▶ WRITTEN PROBLEM:
Identify the lines holding "text" and copy them.

--- begin PROVIDED RECORDS ---

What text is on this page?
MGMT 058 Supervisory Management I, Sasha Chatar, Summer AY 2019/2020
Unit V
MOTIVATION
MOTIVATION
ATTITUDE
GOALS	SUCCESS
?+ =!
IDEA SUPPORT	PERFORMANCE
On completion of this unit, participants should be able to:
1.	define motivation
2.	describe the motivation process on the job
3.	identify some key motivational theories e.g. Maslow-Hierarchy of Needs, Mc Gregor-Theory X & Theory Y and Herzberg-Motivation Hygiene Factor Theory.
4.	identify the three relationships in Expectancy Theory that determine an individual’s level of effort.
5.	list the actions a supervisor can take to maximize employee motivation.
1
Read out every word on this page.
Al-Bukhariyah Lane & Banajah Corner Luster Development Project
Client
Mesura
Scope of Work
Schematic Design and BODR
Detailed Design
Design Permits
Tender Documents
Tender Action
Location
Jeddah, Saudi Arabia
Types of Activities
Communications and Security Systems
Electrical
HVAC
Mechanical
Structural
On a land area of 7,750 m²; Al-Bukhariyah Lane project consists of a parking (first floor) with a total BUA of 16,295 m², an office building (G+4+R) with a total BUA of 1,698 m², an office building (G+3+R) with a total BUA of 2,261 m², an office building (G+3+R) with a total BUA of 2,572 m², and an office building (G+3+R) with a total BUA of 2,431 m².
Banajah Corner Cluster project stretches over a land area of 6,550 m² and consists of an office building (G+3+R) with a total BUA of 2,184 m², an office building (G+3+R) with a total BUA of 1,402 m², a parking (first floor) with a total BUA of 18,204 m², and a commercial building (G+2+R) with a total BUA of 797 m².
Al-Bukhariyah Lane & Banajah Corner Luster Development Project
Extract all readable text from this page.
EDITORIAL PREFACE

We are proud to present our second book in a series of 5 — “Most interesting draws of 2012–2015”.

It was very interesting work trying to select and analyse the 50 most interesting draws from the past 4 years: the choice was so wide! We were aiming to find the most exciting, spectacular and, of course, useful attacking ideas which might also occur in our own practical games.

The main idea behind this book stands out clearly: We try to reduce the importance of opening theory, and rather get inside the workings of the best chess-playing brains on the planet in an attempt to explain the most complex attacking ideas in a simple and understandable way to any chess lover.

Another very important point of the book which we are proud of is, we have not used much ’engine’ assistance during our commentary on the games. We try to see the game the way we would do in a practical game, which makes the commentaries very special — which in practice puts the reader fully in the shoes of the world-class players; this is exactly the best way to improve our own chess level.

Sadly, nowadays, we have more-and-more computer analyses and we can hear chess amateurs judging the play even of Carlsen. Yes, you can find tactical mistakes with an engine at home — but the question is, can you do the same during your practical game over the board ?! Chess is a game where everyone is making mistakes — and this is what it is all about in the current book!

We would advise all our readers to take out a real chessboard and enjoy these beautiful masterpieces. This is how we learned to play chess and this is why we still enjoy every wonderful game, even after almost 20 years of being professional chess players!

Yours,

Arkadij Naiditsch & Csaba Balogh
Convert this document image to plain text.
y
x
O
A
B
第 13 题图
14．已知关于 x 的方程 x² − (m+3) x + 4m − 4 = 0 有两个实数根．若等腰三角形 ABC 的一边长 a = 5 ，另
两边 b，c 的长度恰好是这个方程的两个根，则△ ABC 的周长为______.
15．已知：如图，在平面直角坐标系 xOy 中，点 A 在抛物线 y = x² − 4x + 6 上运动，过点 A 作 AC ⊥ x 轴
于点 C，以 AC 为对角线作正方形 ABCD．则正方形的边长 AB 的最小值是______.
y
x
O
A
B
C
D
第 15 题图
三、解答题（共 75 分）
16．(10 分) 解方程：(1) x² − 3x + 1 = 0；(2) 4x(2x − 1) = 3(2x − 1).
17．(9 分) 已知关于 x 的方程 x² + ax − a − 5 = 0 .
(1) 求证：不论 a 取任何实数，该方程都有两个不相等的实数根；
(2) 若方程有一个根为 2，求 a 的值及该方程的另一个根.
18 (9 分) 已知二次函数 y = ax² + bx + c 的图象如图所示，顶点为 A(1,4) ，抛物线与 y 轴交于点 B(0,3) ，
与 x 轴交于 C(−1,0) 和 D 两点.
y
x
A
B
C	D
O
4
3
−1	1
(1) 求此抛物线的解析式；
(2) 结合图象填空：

--- end PROVIDED RECORDS ---

▶ RESPONSE TO THIS EXERCISE:
What text is on this page?
Extract all readable text from this page.
Convert this document image to plain text.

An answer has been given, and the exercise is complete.